Problem to work on — The material below should be written out in full and exactly; pictures stay out of the copy.

-.-.-

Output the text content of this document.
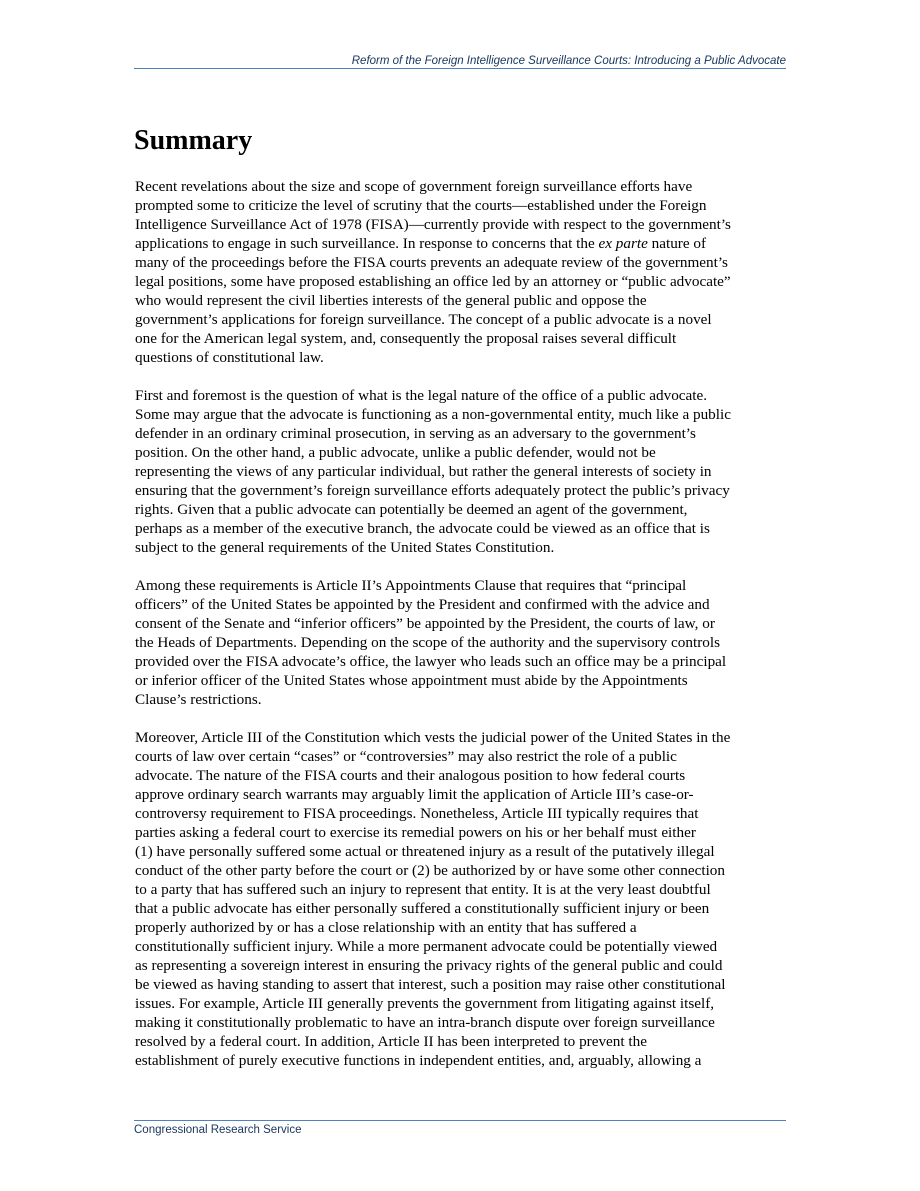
Reform of the Foreign Intelligence Surveillance Courts: Introducing a Public Advocate
Summary

Recent revelations about the size and scope of government foreign surveillance efforts have
prompted some to criticize the level of scrutiny that the courts—established under the Foreign
Intelligence Surveillance Act of 1978 (FISA)—currently provide with respect to the government’s
applications to engage in such surveillance. In response to concerns that the ex parte nature of
many of the proceedings before the FISA courts prevents an adequate review of the government’s
legal positions, some have proposed establishing an office led by an attorney or “public advocate”
who would represent the civil liberties interests of the general public and oppose the
government’s applications for foreign surveillance. The concept of a public advocate is a novel
one for the American legal system, and, consequently the proposal raises several difficult
questions of constitutional law.

First and foremost is the question of what is the legal nature of the office of a public advocate.
Some may argue that the advocate is functioning as a non-governmental entity, much like a public
defender in an ordinary criminal prosecution, in serving as an adversary to the government’s
position. On the other hand, a public advocate, unlike a public defender, would not be
representing the views of any particular individual, but rather the general interests of society in
ensuring that the government’s foreign surveillance efforts adequately protect the public’s privacy
rights. Given that a public advocate can potentially be deemed an agent of the government,
perhaps as a member of the executive branch, the advocate could be viewed as an office that is
subject to the general requirements of the United States Constitution.

Among these requirements is Article II’s Appointments Clause that requires that “principal
officers” of the United States be appointed by the President and confirmed with the advice and
consent of the Senate and “inferior officers” be appointed by the President, the courts of law, or
the Heads of Departments. Depending on the scope of the authority and the supervisory controls
provided over the FISA advocate’s office, the lawyer who leads such an office may be a principal
or inferior officer of the United States whose appointment must abide by the Appointments
Clause’s restrictions.

Moreover, Article III of the Constitution which vests the judicial power of the United States in the
courts of law over certain “cases” or “controversies” may also restrict the role of a public
advocate. The nature of the FISA courts and their analogous position to how federal courts
approve ordinary search warrants may arguably limit the application of Article III’s case-or-
controversy requirement to FISA proceedings. Nonetheless, Article III typically requires that
parties asking a federal court to exercise its remedial powers on his or her behalf must either
(1) have personally suffered some actual or threatened injury as a result of the putatively illegal
conduct of the other party before the court or (2) be authorized by or have some other connection
to a party that has suffered such an injury to represent that entity. It is at the very least doubtful
that a public advocate has either personally suffered a constitutionally sufficient injury or been
properly authorized by or has a close relationship with an entity that has suffered a
constitutionally sufficient injury. While a more permanent advocate could be potentially viewed
as representing a sovereign interest in ensuring the privacy rights of the general public and could
be viewed as having standing to assert that interest, such a position may raise other constitutional
issues. For example, Article III generally prevents the government from litigating against itself,
making it constitutionally problematic to have an intra-branch dispute over foreign surveillance
resolved by a federal court. In addition, Article II has been interpreted to prevent the
establishment of purely executive functions in independent entities, and, arguably, allowing a

Congressional Research Service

-.-.-

Output below —
Output the text content of this document.
Reform of the Foreign Intelligence Surveillance Courts: Introducing a Public Advocate
Summary

Recent revelations about the size and scope of government foreign surveillance efforts have
prompted some to criticize the level of scrutiny that the courts—established under the Foreign
Intelligence Surveillance Act of 1978 (FISA)—currently provide with respect to the government’s
applications to engage in such surveillance. In response to concerns that the ex parte nature of
many of the proceedings before the FISA courts prevents an adequate review of the government’s
legal positions, some have proposed establishing an office led by an attorney or “public advocate”
who would represent the civil liberties interests of the general public and oppose the
government’s applications for foreign surveillance. The concept of a public advocate is a novel
one for the American legal system, and, consequently the proposal raises several difficult
questions of constitutional law.

First and foremost is the question of what is the legal nature of the office of a public advocate.
Some may argue that the advocate is functioning as a non-governmental entity, much like a public
defender in an ordinary criminal prosecution, in serving as an adversary to the government’s
position. On the other hand, a public advocate, unlike a public defender, would not be
representing the views of any particular individual, but rather the general interests of society in
ensuring that the government’s foreign surveillance efforts adequately protect the public’s privacy
rights. Given that a public advocate can potentially be deemed an agent of the government,
perhaps as a member of the executive branch, the advocate could be viewed as an office that is
subject to the general requirements of the United States Constitution.

Among these requirements is Article II’s Appointments Clause that requires that “principal
officers” of the United States be appointed by the President and confirmed with the advice and
consent of the Senate and “inferior officers” be appointed by the President, the courts of law, or
the Heads of Departments. Depending on the scope of the authority and the supervisory controls
provided over the FISA advocate’s office, the lawyer who leads such an office may be a principal
or inferior officer of the United States whose appointment must abide by the Appointments
Clause’s restrictions.

Moreover, Article III of the Constitution which vests the judicial power of the United States in the
courts of law over certain “cases” or “controversies” may also restrict the role of a public
advocate. The nature of the FISA courts and their analogous position to how federal courts
approve ordinary search warrants may arguably limit the application of Article III’s case-or-
controversy requirement to FISA proceedings. Nonetheless, Article III typically requires that
parties asking a federal court to exercise its remedial powers on his or her behalf must either
(1) have personally suffered some actual or threatened injury as a result of the putatively illegal
conduct of the other party before the court or (2) be authorized by or have some other connection
to a party that has suffered such an injury to represent that entity. It is at the very least doubtful
that a public advocate has either personally suffered a constitutionally sufficient injury or been
properly authorized by or has a close relationship with an entity that has suffered a
constitutionally sufficient injury. While a more permanent advocate could be potentially viewed
as representing a sovereign interest in ensuring the privacy rights of the general public and could
be viewed as having standing to assert that interest, such a position may raise other constitutional
issues. For example, Article III generally prevents the government from litigating against itself,
making it constitutionally problematic to have an intra-branch dispute over foreign surveillance
resolved by a federal court. In addition, Article II has been interpreted to prevent the
establishment of purely executive functions in independent entities, and, arguably, allowing a

Congressional Research Service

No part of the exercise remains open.